(Figure record extracts)

__________

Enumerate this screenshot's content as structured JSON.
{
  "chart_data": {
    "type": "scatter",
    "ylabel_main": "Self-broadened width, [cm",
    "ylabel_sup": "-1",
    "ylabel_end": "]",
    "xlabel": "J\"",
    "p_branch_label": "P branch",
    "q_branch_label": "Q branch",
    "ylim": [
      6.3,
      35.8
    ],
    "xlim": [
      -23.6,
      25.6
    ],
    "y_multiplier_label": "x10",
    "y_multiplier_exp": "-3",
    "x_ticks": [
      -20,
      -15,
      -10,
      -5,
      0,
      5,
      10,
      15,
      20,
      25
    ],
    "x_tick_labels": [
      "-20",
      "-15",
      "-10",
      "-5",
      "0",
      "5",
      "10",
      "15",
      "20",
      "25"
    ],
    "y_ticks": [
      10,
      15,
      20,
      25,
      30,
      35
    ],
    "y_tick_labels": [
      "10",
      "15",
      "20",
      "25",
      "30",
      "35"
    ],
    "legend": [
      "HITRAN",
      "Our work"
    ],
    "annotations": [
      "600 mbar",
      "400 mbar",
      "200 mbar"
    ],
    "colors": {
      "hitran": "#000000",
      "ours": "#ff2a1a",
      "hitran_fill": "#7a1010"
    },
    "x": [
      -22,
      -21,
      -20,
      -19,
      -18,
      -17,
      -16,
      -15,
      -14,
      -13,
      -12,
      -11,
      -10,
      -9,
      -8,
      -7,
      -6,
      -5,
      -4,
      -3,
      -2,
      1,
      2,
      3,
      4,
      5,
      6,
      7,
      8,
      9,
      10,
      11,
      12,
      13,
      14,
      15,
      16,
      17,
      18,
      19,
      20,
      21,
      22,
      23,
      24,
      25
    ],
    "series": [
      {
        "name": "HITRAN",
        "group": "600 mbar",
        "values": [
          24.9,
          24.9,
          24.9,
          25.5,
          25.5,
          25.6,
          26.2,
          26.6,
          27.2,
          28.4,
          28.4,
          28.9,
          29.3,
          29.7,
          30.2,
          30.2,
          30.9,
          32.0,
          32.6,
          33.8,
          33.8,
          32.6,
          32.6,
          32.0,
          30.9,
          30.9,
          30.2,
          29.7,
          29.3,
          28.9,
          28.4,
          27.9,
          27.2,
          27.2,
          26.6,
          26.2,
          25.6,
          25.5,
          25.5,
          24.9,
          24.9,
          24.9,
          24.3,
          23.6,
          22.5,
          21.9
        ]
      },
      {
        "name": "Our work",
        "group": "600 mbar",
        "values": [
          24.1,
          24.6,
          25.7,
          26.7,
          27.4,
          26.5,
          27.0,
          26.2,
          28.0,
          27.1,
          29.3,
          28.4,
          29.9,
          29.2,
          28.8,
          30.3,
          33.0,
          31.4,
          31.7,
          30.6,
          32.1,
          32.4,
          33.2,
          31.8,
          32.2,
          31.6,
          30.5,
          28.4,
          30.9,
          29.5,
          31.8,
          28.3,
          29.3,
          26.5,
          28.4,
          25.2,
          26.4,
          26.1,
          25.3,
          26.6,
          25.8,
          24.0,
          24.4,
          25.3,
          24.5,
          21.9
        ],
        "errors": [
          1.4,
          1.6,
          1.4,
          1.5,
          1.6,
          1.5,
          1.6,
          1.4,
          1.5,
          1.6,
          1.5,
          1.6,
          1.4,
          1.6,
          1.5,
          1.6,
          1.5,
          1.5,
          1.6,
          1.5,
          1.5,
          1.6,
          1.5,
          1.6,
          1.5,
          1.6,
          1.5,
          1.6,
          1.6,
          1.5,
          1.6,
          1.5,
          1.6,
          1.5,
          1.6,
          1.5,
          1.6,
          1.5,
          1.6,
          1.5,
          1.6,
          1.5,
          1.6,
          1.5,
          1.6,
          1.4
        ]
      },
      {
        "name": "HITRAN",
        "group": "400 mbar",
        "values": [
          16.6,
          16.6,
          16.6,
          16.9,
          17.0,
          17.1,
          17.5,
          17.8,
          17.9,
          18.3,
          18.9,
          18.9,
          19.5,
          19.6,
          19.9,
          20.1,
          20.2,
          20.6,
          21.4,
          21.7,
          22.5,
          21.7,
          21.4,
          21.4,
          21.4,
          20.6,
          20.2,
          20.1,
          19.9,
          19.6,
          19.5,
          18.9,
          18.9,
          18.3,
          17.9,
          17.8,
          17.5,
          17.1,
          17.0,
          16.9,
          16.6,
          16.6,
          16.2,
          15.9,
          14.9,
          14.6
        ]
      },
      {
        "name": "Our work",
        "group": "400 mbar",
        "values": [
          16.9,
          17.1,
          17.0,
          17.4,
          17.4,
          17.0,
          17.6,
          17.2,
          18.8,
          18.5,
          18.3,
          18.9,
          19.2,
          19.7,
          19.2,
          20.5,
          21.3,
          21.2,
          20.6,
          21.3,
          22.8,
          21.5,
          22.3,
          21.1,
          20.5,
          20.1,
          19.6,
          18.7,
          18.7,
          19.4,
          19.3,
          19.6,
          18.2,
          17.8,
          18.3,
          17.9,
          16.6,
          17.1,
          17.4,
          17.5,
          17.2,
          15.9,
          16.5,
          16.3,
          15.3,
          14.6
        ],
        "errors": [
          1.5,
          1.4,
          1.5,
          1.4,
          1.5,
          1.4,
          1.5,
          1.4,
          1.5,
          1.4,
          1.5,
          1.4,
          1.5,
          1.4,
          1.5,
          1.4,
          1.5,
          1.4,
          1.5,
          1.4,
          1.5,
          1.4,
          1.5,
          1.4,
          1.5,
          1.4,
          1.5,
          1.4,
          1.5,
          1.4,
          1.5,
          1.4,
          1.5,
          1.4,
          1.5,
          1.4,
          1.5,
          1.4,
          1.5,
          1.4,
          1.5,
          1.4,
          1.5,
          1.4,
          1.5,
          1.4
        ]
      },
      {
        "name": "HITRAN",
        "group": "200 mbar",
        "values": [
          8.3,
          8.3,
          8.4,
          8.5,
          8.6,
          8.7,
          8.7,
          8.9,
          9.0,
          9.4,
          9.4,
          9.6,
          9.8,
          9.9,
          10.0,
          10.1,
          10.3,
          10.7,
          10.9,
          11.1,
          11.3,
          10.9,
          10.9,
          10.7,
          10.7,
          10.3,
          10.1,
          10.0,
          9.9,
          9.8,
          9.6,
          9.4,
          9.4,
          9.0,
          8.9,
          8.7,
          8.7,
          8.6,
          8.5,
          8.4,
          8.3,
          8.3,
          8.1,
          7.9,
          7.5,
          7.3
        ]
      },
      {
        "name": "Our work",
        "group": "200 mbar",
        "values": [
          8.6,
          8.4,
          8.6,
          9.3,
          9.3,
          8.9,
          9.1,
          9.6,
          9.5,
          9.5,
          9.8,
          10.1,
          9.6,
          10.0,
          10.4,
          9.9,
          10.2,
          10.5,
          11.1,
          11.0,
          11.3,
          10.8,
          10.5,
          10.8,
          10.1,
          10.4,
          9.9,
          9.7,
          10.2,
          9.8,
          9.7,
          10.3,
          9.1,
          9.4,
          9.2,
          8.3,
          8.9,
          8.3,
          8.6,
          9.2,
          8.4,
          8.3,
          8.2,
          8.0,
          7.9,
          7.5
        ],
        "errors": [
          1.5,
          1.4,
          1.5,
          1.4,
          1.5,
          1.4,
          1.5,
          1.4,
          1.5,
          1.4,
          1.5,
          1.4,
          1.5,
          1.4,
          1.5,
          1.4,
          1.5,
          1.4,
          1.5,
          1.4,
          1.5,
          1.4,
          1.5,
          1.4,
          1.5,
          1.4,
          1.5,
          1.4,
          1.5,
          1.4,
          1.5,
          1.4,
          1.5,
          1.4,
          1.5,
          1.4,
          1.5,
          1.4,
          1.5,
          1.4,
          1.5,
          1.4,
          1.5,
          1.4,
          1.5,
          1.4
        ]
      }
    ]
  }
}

__________

* Task brief *
Of all the lines in the listing above, how many include "branch"? Write only the number.

* Answer to the task *
2